- _Task brief_
Find every line with the word "Registration" and give their count, nothing else.

[A run of records]
▽

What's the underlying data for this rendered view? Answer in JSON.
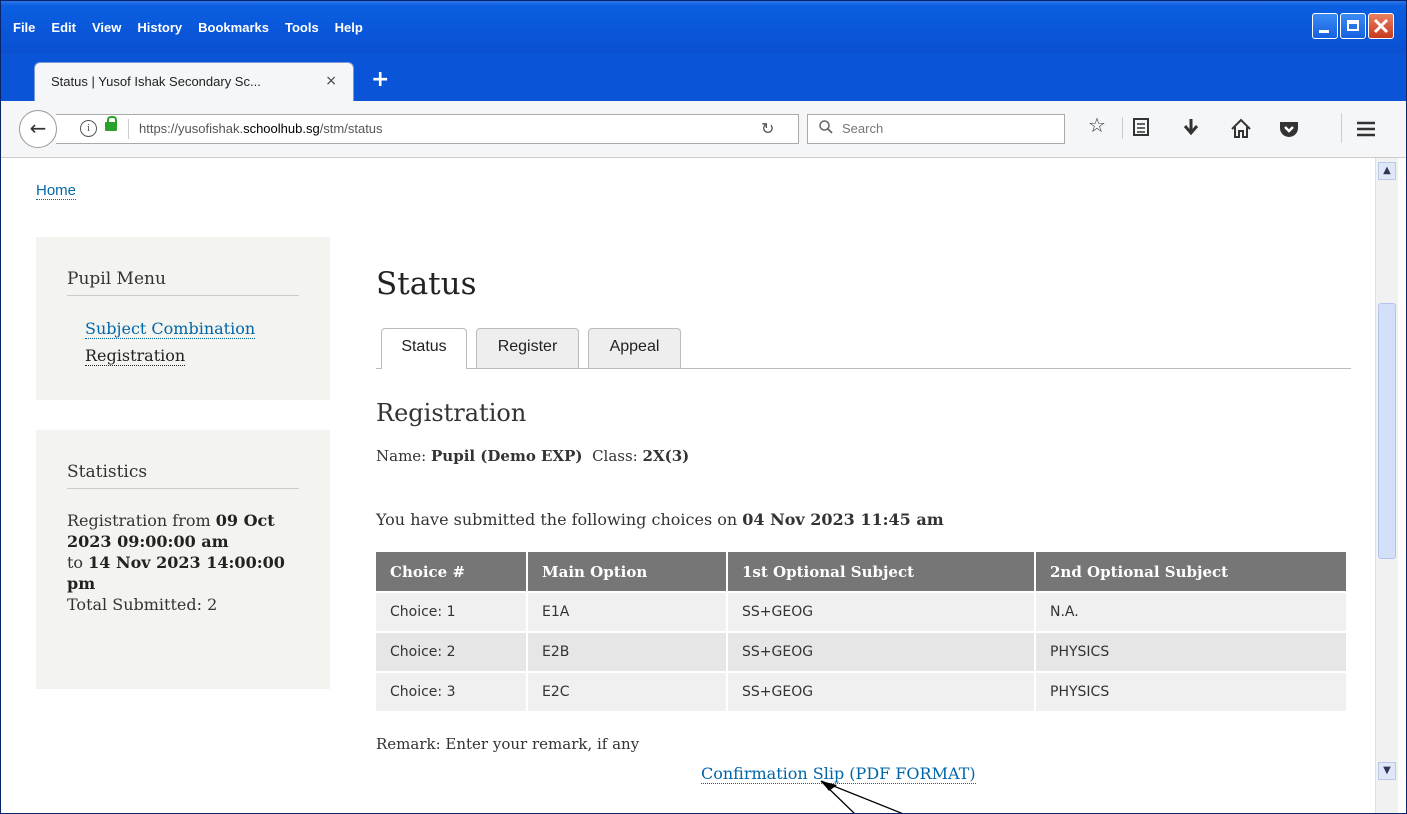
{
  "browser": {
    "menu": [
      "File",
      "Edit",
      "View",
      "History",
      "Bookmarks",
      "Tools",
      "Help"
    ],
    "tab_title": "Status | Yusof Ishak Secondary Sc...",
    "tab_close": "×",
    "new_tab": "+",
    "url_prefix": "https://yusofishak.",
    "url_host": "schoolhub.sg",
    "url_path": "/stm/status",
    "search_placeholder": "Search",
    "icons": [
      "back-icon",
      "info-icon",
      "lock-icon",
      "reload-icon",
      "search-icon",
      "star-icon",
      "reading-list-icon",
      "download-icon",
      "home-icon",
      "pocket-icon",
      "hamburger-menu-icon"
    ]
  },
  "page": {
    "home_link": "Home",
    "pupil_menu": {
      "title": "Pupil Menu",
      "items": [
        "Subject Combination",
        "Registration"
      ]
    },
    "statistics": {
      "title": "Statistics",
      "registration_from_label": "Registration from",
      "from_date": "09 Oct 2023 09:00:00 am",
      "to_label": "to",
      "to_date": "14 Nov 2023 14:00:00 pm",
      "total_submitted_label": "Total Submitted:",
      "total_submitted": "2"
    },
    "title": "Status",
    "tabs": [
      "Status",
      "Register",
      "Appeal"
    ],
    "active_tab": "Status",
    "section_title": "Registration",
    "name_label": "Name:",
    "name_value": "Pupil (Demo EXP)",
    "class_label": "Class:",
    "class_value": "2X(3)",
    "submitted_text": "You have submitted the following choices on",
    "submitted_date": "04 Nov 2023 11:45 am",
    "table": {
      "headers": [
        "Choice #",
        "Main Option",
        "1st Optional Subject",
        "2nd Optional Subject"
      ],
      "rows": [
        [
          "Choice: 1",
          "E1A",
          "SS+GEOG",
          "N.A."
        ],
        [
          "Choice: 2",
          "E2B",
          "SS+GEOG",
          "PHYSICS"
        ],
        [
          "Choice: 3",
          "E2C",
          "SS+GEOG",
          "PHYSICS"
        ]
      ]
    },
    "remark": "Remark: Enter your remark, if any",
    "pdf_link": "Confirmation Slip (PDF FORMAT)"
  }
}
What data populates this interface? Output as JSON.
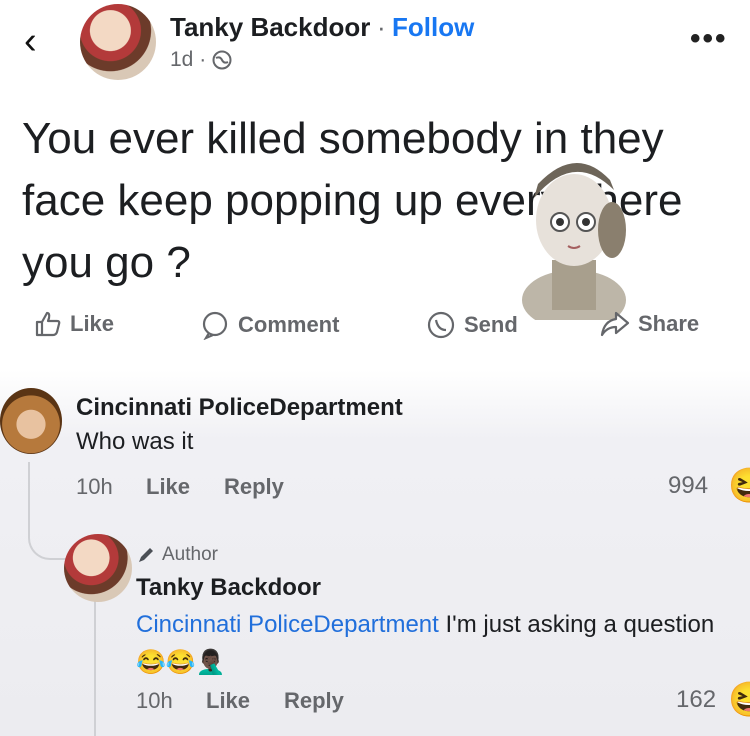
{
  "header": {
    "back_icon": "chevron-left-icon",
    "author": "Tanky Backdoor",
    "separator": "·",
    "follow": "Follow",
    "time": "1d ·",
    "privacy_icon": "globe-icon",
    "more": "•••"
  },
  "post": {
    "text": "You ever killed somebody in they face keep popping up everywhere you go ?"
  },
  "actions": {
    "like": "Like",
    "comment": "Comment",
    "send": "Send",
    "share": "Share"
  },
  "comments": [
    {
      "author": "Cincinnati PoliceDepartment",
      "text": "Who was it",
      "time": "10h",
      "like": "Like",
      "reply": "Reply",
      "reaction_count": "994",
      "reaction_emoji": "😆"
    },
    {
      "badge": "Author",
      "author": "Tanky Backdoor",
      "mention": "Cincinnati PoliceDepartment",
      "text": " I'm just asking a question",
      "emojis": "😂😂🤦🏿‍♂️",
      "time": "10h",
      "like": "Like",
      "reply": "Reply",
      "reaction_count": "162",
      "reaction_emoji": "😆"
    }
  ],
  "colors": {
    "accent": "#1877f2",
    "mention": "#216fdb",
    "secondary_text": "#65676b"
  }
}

△
▽

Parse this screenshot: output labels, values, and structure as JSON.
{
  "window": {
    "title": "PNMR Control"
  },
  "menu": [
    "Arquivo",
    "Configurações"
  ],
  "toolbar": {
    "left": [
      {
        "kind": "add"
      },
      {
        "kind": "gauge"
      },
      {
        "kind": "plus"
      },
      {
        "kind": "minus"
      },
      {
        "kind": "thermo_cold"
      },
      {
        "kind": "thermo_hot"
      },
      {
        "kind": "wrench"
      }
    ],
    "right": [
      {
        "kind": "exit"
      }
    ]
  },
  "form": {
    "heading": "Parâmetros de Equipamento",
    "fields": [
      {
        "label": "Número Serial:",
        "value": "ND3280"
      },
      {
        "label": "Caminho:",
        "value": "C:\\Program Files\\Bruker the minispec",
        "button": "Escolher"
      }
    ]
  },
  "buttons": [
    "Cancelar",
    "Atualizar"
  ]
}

△

- _Worked answer_
3